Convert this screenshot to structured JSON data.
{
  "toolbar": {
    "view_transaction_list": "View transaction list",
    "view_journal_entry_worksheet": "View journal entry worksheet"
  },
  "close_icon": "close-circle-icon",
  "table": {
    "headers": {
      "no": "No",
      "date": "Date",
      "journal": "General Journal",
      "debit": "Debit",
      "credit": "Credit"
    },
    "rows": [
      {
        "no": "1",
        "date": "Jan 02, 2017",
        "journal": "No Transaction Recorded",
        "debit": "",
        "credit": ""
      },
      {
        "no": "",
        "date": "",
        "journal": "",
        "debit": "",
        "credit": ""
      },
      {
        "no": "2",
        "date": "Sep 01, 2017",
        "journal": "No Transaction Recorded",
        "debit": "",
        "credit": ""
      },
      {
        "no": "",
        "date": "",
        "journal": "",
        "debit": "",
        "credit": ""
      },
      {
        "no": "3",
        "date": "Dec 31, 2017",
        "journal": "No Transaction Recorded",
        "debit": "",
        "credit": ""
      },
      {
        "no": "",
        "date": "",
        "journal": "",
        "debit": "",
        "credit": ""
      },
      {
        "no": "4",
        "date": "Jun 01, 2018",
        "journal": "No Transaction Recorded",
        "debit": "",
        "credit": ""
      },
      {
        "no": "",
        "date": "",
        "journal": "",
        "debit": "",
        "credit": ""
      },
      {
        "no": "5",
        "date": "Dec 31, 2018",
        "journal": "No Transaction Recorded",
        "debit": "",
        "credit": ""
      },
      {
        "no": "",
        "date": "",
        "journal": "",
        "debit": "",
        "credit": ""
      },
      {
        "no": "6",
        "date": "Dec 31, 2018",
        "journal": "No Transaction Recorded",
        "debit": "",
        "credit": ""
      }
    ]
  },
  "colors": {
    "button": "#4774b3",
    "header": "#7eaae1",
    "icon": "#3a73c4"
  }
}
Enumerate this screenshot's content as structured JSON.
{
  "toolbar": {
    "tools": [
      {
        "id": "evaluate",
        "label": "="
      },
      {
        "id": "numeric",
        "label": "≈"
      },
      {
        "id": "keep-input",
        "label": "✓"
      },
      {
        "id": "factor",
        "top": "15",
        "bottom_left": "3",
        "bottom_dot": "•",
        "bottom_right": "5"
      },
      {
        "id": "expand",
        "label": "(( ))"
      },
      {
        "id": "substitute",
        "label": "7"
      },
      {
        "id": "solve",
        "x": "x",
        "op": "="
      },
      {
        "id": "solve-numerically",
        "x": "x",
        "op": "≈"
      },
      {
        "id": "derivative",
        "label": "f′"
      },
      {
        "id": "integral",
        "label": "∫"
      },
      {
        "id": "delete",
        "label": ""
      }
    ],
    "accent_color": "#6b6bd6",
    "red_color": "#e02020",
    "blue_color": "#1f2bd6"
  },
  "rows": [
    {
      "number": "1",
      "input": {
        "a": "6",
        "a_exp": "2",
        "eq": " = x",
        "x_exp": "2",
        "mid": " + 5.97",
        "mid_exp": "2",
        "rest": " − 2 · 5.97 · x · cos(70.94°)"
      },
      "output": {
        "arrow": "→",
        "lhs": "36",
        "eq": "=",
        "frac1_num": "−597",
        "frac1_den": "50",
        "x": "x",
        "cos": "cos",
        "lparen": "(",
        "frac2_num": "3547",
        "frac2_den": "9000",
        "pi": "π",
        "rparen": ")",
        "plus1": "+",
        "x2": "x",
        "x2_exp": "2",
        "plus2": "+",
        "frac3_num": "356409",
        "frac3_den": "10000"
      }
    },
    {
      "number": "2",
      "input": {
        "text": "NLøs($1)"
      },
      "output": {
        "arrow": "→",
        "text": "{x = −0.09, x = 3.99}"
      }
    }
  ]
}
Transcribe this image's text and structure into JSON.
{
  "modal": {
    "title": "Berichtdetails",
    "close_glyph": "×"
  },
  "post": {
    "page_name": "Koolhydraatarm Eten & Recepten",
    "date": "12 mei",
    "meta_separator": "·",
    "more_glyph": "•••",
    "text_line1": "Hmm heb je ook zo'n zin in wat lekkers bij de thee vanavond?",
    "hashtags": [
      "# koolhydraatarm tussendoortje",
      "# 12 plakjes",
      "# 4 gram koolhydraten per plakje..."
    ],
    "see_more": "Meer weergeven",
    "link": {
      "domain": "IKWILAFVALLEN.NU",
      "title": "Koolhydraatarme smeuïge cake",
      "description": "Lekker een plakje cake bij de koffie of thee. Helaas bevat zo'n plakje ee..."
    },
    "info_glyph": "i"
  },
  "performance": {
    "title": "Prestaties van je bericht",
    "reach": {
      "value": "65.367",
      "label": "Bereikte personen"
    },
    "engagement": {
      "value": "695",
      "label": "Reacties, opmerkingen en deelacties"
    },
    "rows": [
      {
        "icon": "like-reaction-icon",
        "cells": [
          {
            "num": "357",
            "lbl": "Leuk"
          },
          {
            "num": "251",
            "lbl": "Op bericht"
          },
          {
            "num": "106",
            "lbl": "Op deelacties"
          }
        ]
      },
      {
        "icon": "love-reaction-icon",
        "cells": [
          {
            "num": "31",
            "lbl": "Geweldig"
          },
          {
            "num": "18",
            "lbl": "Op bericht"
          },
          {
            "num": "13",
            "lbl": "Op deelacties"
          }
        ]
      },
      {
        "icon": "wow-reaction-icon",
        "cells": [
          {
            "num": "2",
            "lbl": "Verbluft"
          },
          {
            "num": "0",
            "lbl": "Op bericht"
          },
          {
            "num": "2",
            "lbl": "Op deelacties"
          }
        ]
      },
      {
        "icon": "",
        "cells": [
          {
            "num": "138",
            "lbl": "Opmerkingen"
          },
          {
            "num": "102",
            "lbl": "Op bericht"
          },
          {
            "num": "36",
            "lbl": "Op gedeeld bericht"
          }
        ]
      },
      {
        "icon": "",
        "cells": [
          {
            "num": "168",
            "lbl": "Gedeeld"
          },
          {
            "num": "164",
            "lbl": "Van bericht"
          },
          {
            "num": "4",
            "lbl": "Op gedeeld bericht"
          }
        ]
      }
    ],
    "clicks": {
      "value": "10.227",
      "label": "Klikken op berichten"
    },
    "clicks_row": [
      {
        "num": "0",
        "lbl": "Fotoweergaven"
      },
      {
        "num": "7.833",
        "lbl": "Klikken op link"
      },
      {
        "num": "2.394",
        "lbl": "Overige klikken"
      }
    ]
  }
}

DIRECTIONS FOR THIS TASK — Search the data for "View" and list every line in which it occurs.

EXPECTED ANSWER —
    "view_transaction_list": "View transaction list",
    "view_journal_entry_worksheet": "View journal entry worksheet"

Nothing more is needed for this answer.